= WHAT IS BEING ASKED =
Pull out every line from the line containing "Extract the structured" through the end of the material, both ends included, and reproduce it exactly. Keep pictures out.

= DATA LINES =

● ● ●

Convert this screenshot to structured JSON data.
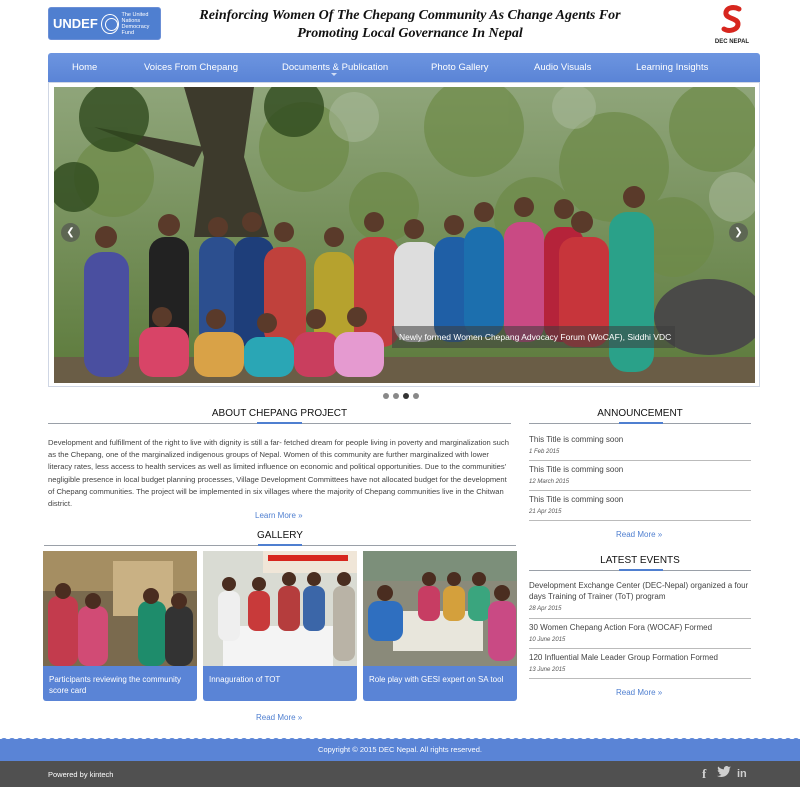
{
  "header": {
    "undef_logo_text": "UNDEF",
    "undef_logo_sub": "The United Nations Democracy Fund",
    "title_line1": "Reinforcing Women Of The Chepang Community As Change Agents For",
    "title_line2": "Promoting Local Governance In Nepal",
    "dec_logo_label": "DEC NEPAL"
  },
  "nav": {
    "items": [
      {
        "label": "Home"
      },
      {
        "label": "Voices From Chepang"
      },
      {
        "label": "Documents & Publication"
      },
      {
        "label": "Photo Gallery"
      },
      {
        "label": "Audio Visuals"
      },
      {
        "label": "Learning Insights"
      }
    ]
  },
  "slider": {
    "caption": "Newly formed Women Chepang Advocacy Forum (WoCAF), Siddhi VDC",
    "prev_icon": "chevron-left-icon",
    "next_icon": "chevron-right-icon",
    "active_dot": 3,
    "dot_count": 4
  },
  "about": {
    "heading": "ABOUT CHEPANG PROJECT",
    "body": "Development and fulfillment of the right to live with dignity is still a far- fetched dream for people living in poverty and marginalization such as the Chepang, one of the marginalized indigenous groups of Nepal. Women of this community are further marginalized with lower literacy rates, less access to health services as well as limited influence on economic and political opportunities. Due to the communities' negligible presence in local budget planning processes, Village Development Committees have not allocated budget for the development of Chepang communities. The project will be implemented in six villages where the majority of Chepang communities live in the Chitwan district.",
    "read_more": "Learn More »"
  },
  "gallery": {
    "heading": "GALLERY",
    "items": [
      {
        "caption": "Participants reviewing the community score card"
      },
      {
        "caption": "Innaguration of TOT"
      },
      {
        "caption": "Role play with GESI expert on SA tool"
      }
    ],
    "read_more": "Read More »"
  },
  "announcement": {
    "heading": "ANNOUNCEMENT",
    "items": [
      {
        "title": "This Title is comming soon",
        "date": "1 Feb 2015"
      },
      {
        "title": "This Title is comming soon",
        "date": "12 March 2015"
      },
      {
        "title": "This Title is comming soon",
        "date": "21 Apr 2015"
      }
    ],
    "read_more": "Read More »"
  },
  "events": {
    "heading": "LATEST EVENTS",
    "items": [
      {
        "title": "Development Exchange Center (DEC-Nepal) organized a four days Training of Trainer (ToT) program",
        "date": "28 Apr 2015"
      },
      {
        "title": "30 Women Chepang Action Fora (WOCAF) Formed",
        "date": "10 June 2015"
      },
      {
        "title": "120 Influential Male Leader Group Formation Formed",
        "date": "13 June 2015"
      }
    ],
    "read_more": "Read More »"
  },
  "footer": {
    "copyright": "Copyright © 2015 DEC Nepal. All rights reserved.",
    "powered": "Powered by kintech",
    "social": [
      "facebook-icon",
      "twitter-icon",
      "linkedin-icon"
    ]
  },
  "colors": {
    "accent": "#5a84d6",
    "footer_dark": "#505050",
    "link": "#4f7fd0"
  }
}
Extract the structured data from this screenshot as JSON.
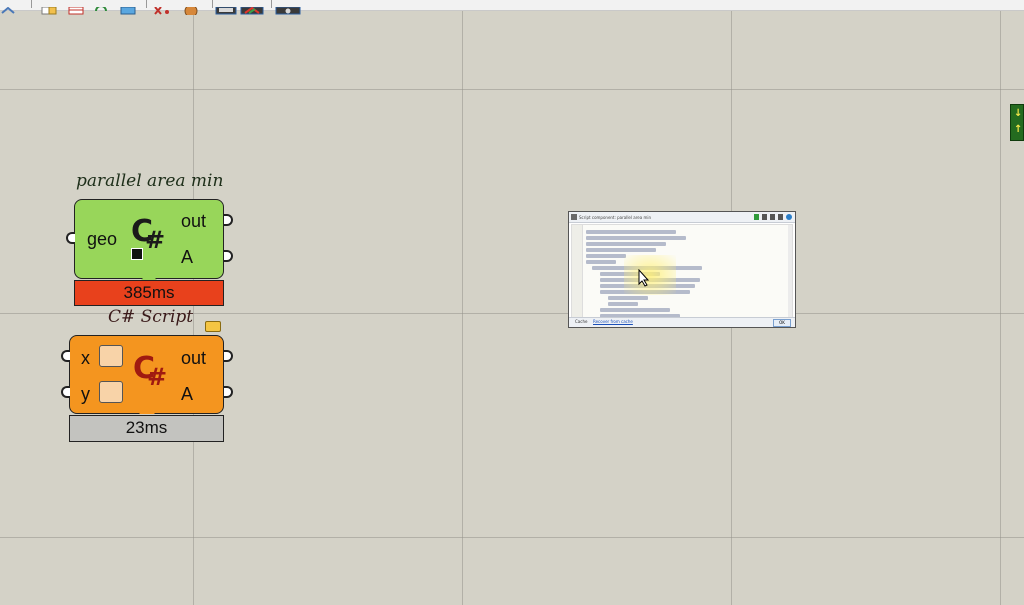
{
  "toolbar": {
    "icons": [
      "document-icon",
      "table-icon",
      "refresh-icon",
      "blue-box-icon",
      "red-x-icon",
      "cookie-icon",
      "blue-panel-icon",
      "red-green-icon",
      "camera-icon"
    ]
  },
  "components": {
    "parallel": {
      "title": "parallel area min",
      "input": "geo",
      "outputs": [
        "out",
        "A"
      ],
      "timer": "385ms",
      "color": "#98d65a",
      "timer_color": "#e8411c"
    },
    "script": {
      "title": "C# Script",
      "inputs": [
        "x",
        "y"
      ],
      "outputs": [
        "out",
        "A"
      ],
      "timer": "23ms",
      "color": "#f4951f",
      "timer_color": "#c3c3bf"
    }
  },
  "logo": {
    "c": "C",
    "hash": "#"
  },
  "editor_popup": {
    "window_title": "Script component: parallel area min",
    "footer_tab": "Cache",
    "footer_link": "Recover from cache",
    "footer_button": "OK"
  },
  "side_widget": {
    "up": "↓",
    "down": "↑"
  }
}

● ● ●

= PROBLEM SOLUTION =
Extract the structured data from this screenshot as JSON.
{
  "toolbar": {
    "icons": [
      "document-icon",
      "table-icon",
      "refresh-icon",
      "blue-box-icon",
      "red-x-icon",
      "cookie-icon",
      "blue-panel-icon",
      "red-green-icon",
      "camera-icon"
    ]
  },
  "components": {
    "parallel": {
      "title": "parallel area min",
      "input": "geo",
      "outputs": [
        "out",
        "A"
      ],
      "timer": "385ms",
      "color": "#98d65a",
      "timer_color": "#e8411c"
    },
    "script": {
      "title": "C# Script",
      "inputs": [
        "x",
        "y"
      ],
      "outputs": [
        "out",
        "A"
      ],
      "timer": "23ms",
      "color": "#f4951f",
      "timer_color": "#c3c3bf"
    }
  },
  "logo": {
    "c": "C",
    "hash": "#"
  },
  "editor_popup": {
    "window_title": "Script component: parallel area min",
    "footer_tab": "Cache",
    "footer_link": "Recover from cache",
    "footer_button": "OK"
  },
  "side_widget": {
    "up": "↓",
    "down": "↑"
  }
}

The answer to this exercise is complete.